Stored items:
[START]
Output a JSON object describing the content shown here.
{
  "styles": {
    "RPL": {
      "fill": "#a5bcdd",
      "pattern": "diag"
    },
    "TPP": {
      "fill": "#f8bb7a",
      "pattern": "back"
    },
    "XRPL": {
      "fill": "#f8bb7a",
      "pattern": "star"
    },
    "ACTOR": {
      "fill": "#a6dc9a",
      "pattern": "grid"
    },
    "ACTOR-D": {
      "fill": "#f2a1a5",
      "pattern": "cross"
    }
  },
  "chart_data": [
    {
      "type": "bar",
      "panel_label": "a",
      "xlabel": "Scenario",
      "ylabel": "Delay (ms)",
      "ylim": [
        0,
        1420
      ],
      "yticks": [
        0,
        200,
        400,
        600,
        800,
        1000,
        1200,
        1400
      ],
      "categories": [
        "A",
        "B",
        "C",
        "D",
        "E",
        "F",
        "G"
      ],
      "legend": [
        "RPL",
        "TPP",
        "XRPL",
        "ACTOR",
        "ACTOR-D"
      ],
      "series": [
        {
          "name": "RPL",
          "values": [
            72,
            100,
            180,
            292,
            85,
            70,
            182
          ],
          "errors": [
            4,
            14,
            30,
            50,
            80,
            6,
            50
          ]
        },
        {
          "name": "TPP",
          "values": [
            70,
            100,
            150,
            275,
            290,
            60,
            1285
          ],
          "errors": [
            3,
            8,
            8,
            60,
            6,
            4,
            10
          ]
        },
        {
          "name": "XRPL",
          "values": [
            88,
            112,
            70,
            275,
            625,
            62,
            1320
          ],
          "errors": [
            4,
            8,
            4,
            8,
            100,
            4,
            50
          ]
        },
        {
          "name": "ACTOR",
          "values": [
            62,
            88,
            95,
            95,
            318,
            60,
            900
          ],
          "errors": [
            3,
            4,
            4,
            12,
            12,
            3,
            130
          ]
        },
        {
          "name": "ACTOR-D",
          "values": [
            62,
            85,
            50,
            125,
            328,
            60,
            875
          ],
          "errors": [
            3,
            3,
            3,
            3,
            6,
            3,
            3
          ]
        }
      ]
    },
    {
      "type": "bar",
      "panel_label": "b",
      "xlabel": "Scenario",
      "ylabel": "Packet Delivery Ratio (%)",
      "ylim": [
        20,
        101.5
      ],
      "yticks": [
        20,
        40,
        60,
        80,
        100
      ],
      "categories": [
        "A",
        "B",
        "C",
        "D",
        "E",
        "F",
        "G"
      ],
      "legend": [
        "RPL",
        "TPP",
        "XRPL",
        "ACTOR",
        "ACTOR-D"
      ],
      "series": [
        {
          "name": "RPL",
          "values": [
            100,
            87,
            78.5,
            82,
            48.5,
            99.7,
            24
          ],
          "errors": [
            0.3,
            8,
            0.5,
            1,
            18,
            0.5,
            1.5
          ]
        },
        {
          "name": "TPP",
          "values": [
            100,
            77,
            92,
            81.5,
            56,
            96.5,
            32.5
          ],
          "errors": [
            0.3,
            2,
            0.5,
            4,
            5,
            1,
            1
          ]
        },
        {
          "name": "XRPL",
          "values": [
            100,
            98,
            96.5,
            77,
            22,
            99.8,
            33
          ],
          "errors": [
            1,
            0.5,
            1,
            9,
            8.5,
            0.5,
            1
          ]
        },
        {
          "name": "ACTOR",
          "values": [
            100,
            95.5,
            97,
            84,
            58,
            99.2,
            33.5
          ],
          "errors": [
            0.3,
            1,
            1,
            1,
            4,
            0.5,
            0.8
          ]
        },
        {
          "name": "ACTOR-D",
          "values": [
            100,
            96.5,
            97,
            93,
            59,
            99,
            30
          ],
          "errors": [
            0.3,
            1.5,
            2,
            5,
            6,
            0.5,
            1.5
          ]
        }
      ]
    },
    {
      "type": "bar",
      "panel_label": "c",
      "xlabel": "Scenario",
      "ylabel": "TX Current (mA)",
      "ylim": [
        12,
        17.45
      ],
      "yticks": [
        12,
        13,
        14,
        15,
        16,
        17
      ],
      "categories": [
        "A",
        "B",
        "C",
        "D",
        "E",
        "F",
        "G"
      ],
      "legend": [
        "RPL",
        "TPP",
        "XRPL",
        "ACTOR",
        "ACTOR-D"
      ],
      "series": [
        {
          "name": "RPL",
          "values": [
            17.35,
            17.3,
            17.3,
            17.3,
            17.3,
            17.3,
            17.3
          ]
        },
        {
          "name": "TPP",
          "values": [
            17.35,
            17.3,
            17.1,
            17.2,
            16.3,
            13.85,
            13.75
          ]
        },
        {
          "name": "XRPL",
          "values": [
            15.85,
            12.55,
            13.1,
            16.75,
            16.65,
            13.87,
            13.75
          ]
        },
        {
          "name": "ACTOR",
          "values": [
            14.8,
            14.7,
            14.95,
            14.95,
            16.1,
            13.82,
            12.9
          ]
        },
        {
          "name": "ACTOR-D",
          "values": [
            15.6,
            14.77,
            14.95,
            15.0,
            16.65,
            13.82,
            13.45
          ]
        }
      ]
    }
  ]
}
[END]
THE TASK
Word for word, extract all the records.

EXERCISE OUTPUT
Output a JSON object describing the content shown here.
{
  "styles": {
    "RPL": {
      "fill": "#a5bcdd",
      "pattern": "diag"
    },
    "TPP": {
      "fill": "#f8bb7a",
      "pattern": "back"
    },
    "XRPL": {
      "fill": "#f8bb7a",
      "pattern": "star"
    },
    "ACTOR": {
      "fill": "#a6dc9a",
      "pattern": "grid"
    },
    "ACTOR-D": {
      "fill": "#f2a1a5",
      "pattern": "cross"
    }
  },
  "chart_data": [
    {
      "type": "bar",
      "panel_label": "a",
      "xlabel": "Scenario",
      "ylabel": "Delay (ms)",
      "ylim": [
        0,
        1420
      ],
      "yticks": [
        0,
        200,
        400,
        600,
        800,
        1000,
        1200,
        1400
      ],
      "categories": [
        "A",
        "B",
        "C",
        "D",
        "E",
        "F",
        "G"
      ],
      "legend": [
        "RPL",
        "TPP",
        "XRPL",
        "ACTOR",
        "ACTOR-D"
      ],
      "series": [
        {
          "name": "RPL",
          "values": [
            72,
            100,
            180,
            292,
            85,
            70,
            182
          ],
          "errors": [
            4,
            14,
            30,
            50,
            80,
            6,
            50
          ]
        },
        {
          "name": "TPP",
          "values": [
            70,
            100,
            150,
            275,
            290,
            60,
            1285
          ],
          "errors": [
            3,
            8,
            8,
            60,
            6,
            4,
            10
          ]
        },
        {
          "name": "XRPL",
          "values": [
            88,
            112,
            70,
            275,
            625,
            62,
            1320
          ],
          "errors": [
            4,
            8,
            4,
            8,
            100,
            4,
            50
          ]
        },
        {
          "name": "ACTOR",
          "values": [
            62,
            88,
            95,
            95,
            318,
            60,
            900
          ],
          "errors": [
            3,
            4,
            4,
            12,
            12,
            3,
            130
          ]
        },
        {
          "name": "ACTOR-D",
          "values": [
            62,
            85,
            50,
            125,
            328,
            60,
            875
          ],
          "errors": [
            3,
            3,
            3,
            3,
            6,
            3,
            3
          ]
        }
      ]
    },
    {
      "type": "bar",
      "panel_label": "b",
      "xlabel": "Scenario",
      "ylabel": "Packet Delivery Ratio (%)",
      "ylim": [
        20,
        101.5
      ],
      "yticks": [
        20,
        40,
        60,
        80,
        100
      ],
      "categories": [
        "A",
        "B",
        "C",
        "D",
        "E",
        "F",
        "G"
      ],
      "legend": [
        "RPL",
        "TPP",
        "XRPL",
        "ACTOR",
        "ACTOR-D"
      ],
      "series": [
        {
          "name": "RPL",
          "values": [
            100,
            87,
            78.5,
            82,
            48.5,
            99.7,
            24
          ],
          "errors": [
            0.3,
            8,
            0.5,
            1,
            18,
            0.5,
            1.5
          ]
        },
        {
          "name": "TPP",
          "values": [
            100,
            77,
            92,
            81.5,
            56,
            96.5,
            32.5
          ],
          "errors": [
            0.3,
            2,
            0.5,
            4,
            5,
            1,
            1
          ]
        },
        {
          "name": "XRPL",
          "values": [
            100,
            98,
            96.5,
            77,
            22,
            99.8,
            33
          ],
          "errors": [
            1,
            0.5,
            1,
            9,
            8.5,
            0.5,
            1
          ]
        },
        {
          "name": "ACTOR",
          "values": [
            100,
            95.5,
            97,
            84,
            58,
            99.2,
            33.5
          ],
          "errors": [
            0.3,
            1,
            1,
            1,
            4,
            0.5,
            0.8
          ]
        },
        {
          "name": "ACTOR-D",
          "values": [
            100,
            96.5,
            97,
            93,
            59,
            99,
            30
          ],
          "errors": [
            0.3,
            1.5,
            2,
            5,
            6,
            0.5,
            1.5
          ]
        }
      ]
    },
    {
      "type": "bar",
      "panel_label": "c",
      "xlabel": "Scenario",
      "ylabel": "TX Current (mA)",
      "ylim": [
        12,
        17.45
      ],
      "yticks": [
        12,
        13,
        14,
        15,
        16,
        17
      ],
      "categories": [
        "A",
        "B",
        "C",
        "D",
        "E",
        "F",
        "G"
      ],
      "legend": [
        "RPL",
        "TPP",
        "XRPL",
        "ACTOR",
        "ACTOR-D"
      ],
      "series": [
        {
          "name": "RPL",
          "values": [
            17.35,
            17.3,
            17.3,
            17.3,
            17.3,
            17.3,
            17.3
          ]
        },
        {
          "name": "TPP",
          "values": [
            17.35,
            17.3,
            17.1,
            17.2,
            16.3,
            13.85,
            13.75
          ]
        },
        {
          "name": "XRPL",
          "values": [
            15.85,
            12.55,
            13.1,
            16.75,
            16.65,
            13.87,
            13.75
          ]
        },
        {
          "name": "ACTOR",
          "values": [
            14.8,
            14.7,
            14.95,
            14.95,
            16.1,
            13.82,
            12.9
          ]
        },
        {
          "name": "ACTOR-D",
          "values": [
            15.6,
            14.77,
            14.95,
            15.0,
            16.65,
            13.82,
            13.45
          ]
        }
      ]
    }
  ]
}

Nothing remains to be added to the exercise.